--- Materials provided ---

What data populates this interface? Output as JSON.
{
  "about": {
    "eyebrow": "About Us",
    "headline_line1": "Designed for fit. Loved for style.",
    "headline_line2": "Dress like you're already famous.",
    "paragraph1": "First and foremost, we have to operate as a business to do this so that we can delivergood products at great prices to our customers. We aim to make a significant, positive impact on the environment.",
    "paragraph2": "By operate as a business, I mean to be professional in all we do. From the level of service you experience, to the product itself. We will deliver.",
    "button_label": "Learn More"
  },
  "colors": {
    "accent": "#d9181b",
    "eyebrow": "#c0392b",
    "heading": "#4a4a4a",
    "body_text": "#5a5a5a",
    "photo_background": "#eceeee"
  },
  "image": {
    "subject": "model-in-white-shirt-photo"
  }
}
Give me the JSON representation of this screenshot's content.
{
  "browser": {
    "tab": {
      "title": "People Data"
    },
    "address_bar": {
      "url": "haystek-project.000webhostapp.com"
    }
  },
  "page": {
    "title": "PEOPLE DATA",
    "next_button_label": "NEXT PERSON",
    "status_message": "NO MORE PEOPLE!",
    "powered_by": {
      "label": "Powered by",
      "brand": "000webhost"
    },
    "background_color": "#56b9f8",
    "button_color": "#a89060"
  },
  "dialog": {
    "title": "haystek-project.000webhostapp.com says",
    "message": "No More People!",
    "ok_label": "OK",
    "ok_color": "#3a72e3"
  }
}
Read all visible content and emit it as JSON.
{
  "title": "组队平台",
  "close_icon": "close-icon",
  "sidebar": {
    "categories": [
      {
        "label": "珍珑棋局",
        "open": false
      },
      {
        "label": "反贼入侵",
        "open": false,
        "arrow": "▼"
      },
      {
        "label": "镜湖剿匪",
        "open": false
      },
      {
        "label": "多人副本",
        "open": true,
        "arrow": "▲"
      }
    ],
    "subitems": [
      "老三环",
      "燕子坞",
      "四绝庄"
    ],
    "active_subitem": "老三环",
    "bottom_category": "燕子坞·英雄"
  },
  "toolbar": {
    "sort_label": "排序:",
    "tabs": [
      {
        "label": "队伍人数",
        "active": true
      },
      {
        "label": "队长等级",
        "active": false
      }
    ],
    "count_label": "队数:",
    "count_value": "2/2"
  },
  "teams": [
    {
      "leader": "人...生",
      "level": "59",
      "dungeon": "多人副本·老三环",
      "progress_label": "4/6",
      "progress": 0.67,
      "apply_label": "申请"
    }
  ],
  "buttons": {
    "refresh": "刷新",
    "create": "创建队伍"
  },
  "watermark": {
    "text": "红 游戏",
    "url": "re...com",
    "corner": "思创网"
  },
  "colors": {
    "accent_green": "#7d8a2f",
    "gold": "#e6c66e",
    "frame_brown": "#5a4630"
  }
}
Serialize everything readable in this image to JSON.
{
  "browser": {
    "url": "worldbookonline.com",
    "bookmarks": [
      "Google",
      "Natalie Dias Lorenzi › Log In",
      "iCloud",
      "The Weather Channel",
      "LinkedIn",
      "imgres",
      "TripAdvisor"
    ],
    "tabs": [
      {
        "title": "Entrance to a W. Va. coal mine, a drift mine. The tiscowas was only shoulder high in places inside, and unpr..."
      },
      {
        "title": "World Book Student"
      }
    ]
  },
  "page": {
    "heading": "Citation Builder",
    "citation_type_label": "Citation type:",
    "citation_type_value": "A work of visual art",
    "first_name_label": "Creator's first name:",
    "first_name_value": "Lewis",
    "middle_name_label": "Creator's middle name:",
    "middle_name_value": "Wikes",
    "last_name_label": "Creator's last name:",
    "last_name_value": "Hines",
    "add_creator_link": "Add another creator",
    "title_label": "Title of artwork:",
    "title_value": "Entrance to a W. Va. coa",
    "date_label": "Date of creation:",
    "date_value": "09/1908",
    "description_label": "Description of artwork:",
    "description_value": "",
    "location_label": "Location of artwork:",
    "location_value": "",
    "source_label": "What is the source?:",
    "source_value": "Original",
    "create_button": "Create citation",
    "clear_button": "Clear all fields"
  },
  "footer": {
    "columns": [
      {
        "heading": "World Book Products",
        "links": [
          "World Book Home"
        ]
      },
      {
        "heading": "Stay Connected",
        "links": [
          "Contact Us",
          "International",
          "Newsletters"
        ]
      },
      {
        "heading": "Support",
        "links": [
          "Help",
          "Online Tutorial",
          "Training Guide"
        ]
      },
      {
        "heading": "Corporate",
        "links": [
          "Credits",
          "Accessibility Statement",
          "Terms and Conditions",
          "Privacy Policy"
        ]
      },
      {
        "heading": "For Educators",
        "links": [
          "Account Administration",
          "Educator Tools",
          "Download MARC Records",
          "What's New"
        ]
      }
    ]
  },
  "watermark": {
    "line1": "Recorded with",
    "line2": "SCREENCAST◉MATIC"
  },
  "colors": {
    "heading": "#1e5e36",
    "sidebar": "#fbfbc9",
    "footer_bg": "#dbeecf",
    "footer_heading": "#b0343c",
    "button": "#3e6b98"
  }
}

--- Goal ---
Above are the records; copy all of them exactly.

--- Correct answer ---
What data populates this interface? Output as JSON.
{
  "about": {
    "eyebrow": "About Us",
    "headline_line1": "Designed for fit. Loved for style.",
    "headline_line2": "Dress like you're already famous.",
    "paragraph1": "First and foremost, we have to operate as a business to do this so that we can delivergood products at great prices to our customers. We aim to make a significant, positive impact on the environment.",
    "paragraph2": "By operate as a business, I mean to be professional in all we do. From the level of service you experience, to the product itself. We will deliver.",
    "button_label": "Learn More"
  },
  "colors": {
    "accent": "#d9181b",
    "eyebrow": "#c0392b",
    "heading": "#4a4a4a",
    "body_text": "#5a5a5a",
    "photo_background": "#eceeee"
  },
  "image": {
    "subject": "model-in-white-shirt-photo"
  }
}
Give me the JSON representation of this screenshot's content.
{
  "browser": {
    "tab": {
      "title": "People Data"
    },
    "address_bar": {
      "url": "haystek-project.000webhostapp.com"
    }
  },
  "page": {
    "title": "PEOPLE DATA",
    "next_button_label": "NEXT PERSON",
    "status_message": "NO MORE PEOPLE!",
    "powered_by": {
      "label": "Powered by",
      "brand": "000webhost"
    },
    "background_color": "#56b9f8",
    "button_color": "#a89060"
  },
  "dialog": {
    "title": "haystek-project.000webhostapp.com says",
    "message": "No More People!",
    "ok_label": "OK",
    "ok_color": "#3a72e3"
  }
}
Read all visible content and emit it as JSON.
{
  "title": "组队平台",
  "close_icon": "close-icon",
  "sidebar": {
    "categories": [
      {
        "label": "珍珑棋局",
        "open": false
      },
      {
        "label": "反贼入侵",
        "open": false,
        "arrow": "▼"
      },
      {
        "label": "镜湖剿匪",
        "open": false
      },
      {
        "label": "多人副本",
        "open": true,
        "arrow": "▲"
      }
    ],
    "subitems": [
      "老三环",
      "燕子坞",
      "四绝庄"
    ],
    "active_subitem": "老三环",
    "bottom_category": "燕子坞·英雄"
  },
  "toolbar": {
    "sort_label": "排序:",
    "tabs": [
      {
        "label": "队伍人数",
        "active": true
      },
      {
        "label": "队长等级",
        "active": false
      }
    ],
    "count_label": "队数:",
    "count_value": "2/2"
  },
  "teams": [
    {
      "leader": "人...生",
      "level": "59",
      "dungeon": "多人副本·老三环",
      "progress_label": "4/6",
      "progress": 0.67,
      "apply_label": "申请"
    }
  ],
  "buttons": {
    "refresh": "刷新",
    "create": "创建队伍"
  },
  "watermark": {
    "text": "红 游戏",
    "url": "re...com",
    "corner": "思创网"
  },
  "colors": {
    "accent_green": "#7d8a2f",
    "gold": "#e6c66e",
    "frame_brown": "#5a4630"
  }
}
Serialize everything readable in this image to JSON.
{
  "browser": {
    "url": "worldbookonline.com",
    "bookmarks": [
      "Google",
      "Natalie Dias Lorenzi › Log In",
      "iCloud",
      "The Weather Channel",
      "LinkedIn",
      "imgres",
      "TripAdvisor"
    ],
    "tabs": [
      {
        "title": "Entrance to a W. Va. coal mine, a drift mine. The tiscowas was only shoulder high in places inside, and unpr..."
      },
      {
        "title": "World Book Student"
      }
    ]
  },
  "page": {
    "heading": "Citation Builder",
    "citation_type_label": "Citation type:",
    "citation_type_value": "A work of visual art",
    "first_name_label": "Creator's first name:",
    "first_name_value": "Lewis",
    "middle_name_label": "Creator's middle name:",
    "middle_name_value": "Wikes",
    "last_name_label": "Creator's last name:",
    "last_name_value": "Hines",
    "add_creator_link": "Add another creator",
    "title_label": "Title of artwork:",
    "title_value": "Entrance to a W. Va. coa",
    "date_label": "Date of creation:",
    "date_value": "09/1908",
    "description_label": "Description of artwork:",
    "description_value": "",
    "location_label": "Location of artwork:",
    "location_value": "",
    "source_label": "What is the source?:",
    "source_value": "Original",
    "create_button": "Create citation",
    "clear_button": "Clear all fields"
  },
  "footer": {
    "columns": [
      {
        "heading": "World Book Products",
        "links": [
          "World Book Home"
        ]
      },
      {
        "heading": "Stay Connected",
        "links": [
          "Contact Us",
          "International",
          "Newsletters"
        ]
      },
      {
        "heading": "Support",
        "links": [
          "Help",
          "Online Tutorial",
          "Training Guide"
        ]
      },
      {
        "heading": "Corporate",
        "links": [
          "Credits",
          "Accessibility Statement",
          "Terms and Conditions",
          "Privacy Policy"
        ]
      },
      {
        "heading": "For Educators",
        "links": [
          "Account Administration",
          "Educator Tools",
          "Download MARC Records",
          "What's New"
        ]
      }
    ]
  },
  "watermark": {
    "line1": "Recorded with",
    "line2": "SCREENCAST◉MATIC"
  },
  "colors": {
    "heading": "#1e5e36",
    "sidebar": "#fbfbc9",
    "footer_bg": "#dbeecf",
    "footer_heading": "#b0343c",
    "button": "#3e6b98"
  }
}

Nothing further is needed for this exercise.